[Directions for this task]: Make an exact copy of all the records.

(Figure contents as structured data)

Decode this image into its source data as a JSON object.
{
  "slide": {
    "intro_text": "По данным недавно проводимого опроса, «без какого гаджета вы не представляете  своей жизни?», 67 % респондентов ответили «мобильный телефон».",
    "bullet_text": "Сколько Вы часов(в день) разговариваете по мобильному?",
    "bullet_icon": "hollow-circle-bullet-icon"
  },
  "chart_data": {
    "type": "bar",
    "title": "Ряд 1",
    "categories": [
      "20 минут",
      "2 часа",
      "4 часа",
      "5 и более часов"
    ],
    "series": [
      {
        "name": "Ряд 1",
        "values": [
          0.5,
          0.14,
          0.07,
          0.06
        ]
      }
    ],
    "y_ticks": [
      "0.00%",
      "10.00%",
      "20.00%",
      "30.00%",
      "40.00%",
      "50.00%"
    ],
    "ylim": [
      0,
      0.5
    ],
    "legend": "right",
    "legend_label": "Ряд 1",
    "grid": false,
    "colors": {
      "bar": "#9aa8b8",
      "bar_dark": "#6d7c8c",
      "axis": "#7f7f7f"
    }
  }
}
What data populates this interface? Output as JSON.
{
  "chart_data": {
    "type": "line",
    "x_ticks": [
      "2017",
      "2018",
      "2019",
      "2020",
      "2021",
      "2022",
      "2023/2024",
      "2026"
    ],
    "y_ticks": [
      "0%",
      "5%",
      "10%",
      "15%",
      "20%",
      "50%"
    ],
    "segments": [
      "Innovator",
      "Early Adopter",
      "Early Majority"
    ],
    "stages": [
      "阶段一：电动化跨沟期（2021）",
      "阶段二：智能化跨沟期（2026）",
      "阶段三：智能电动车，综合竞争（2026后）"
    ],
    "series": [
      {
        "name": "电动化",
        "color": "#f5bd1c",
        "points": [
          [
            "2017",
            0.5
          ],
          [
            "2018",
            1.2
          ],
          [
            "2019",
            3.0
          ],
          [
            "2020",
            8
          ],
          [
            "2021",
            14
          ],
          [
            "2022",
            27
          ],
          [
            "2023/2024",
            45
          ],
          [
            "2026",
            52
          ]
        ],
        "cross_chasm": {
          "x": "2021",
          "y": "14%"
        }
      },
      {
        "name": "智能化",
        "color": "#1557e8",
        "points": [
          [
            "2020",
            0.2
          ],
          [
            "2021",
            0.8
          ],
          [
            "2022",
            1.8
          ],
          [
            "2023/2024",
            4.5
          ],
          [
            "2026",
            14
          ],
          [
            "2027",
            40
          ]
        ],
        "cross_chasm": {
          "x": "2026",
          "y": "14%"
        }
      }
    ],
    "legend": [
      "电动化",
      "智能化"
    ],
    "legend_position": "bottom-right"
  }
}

[The response]:
Decode this image into its source data as a JSON object.
{
  "slide": {
    "intro_text": "По данным недавно проводимого опроса, «без какого гаджета вы не представляете  своей жизни?», 67 % респондентов ответили «мобильный телефон».",
    "bullet_text": "Сколько Вы часов(в день) разговариваете по мобильному?",
    "bullet_icon": "hollow-circle-bullet-icon"
  },
  "chart_data": {
    "type": "bar",
    "title": "Ряд 1",
    "categories": [
      "20 минут",
      "2 часа",
      "4 часа",
      "5 и более часов"
    ],
    "series": [
      {
        "name": "Ряд 1",
        "values": [
          0.5,
          0.14,
          0.07,
          0.06
        ]
      }
    ],
    "y_ticks": [
      "0.00%",
      "10.00%",
      "20.00%",
      "30.00%",
      "40.00%",
      "50.00%"
    ],
    "ylim": [
      0,
      0.5
    ],
    "legend": "right",
    "legend_label": "Ряд 1",
    "grid": false,
    "colors": {
      "bar": "#9aa8b8",
      "bar_dark": "#6d7c8c",
      "axis": "#7f7f7f"
    }
  }
}
What data populates this interface? Output as JSON.
{
  "chart_data": {
    "type": "line",
    "x_ticks": [
      "2017",
      "2018",
      "2019",
      "2020",
      "2021",
      "2022",
      "2023/2024",
      "2026"
    ],
    "y_ticks": [
      "0%",
      "5%",
      "10%",
      "15%",
      "20%",
      "50%"
    ],
    "segments": [
      "Innovator",
      "Early Adopter",
      "Early Majority"
    ],
    "stages": [
      "阶段一：电动化跨沟期（2021）",
      "阶段二：智能化跨沟期（2026）",
      "阶段三：智能电动车，综合竞争（2026后）"
    ],
    "series": [
      {
        "name": "电动化",
        "color": "#f5bd1c",
        "points": [
          [
            "2017",
            0.5
          ],
          [
            "2018",
            1.2
          ],
          [
            "2019",
            3.0
          ],
          [
            "2020",
            8
          ],
          [
            "2021",
            14
          ],
          [
            "2022",
            27
          ],
          [
            "2023/2024",
            45
          ],
          [
            "2026",
            52
          ]
        ],
        "cross_chasm": {
          "x": "2021",
          "y": "14%"
        }
      },
      {
        "name": "智能化",
        "color": "#1557e8",
        "points": [
          [
            "2020",
            0.2
          ],
          [
            "2021",
            0.8
          ],
          [
            "2022",
            1.8
          ],
          [
            "2023/2024",
            4.5
          ],
          [
            "2026",
            14
          ],
          [
            "2027",
            40
          ]
        ],
        "cross_chasm": {
          "x": "2026",
          "y": "14%"
        }
      }
    ],
    "legend": [
      "电动化",
      "智能化"
    ],
    "legend_position": "bottom-right"
  }
}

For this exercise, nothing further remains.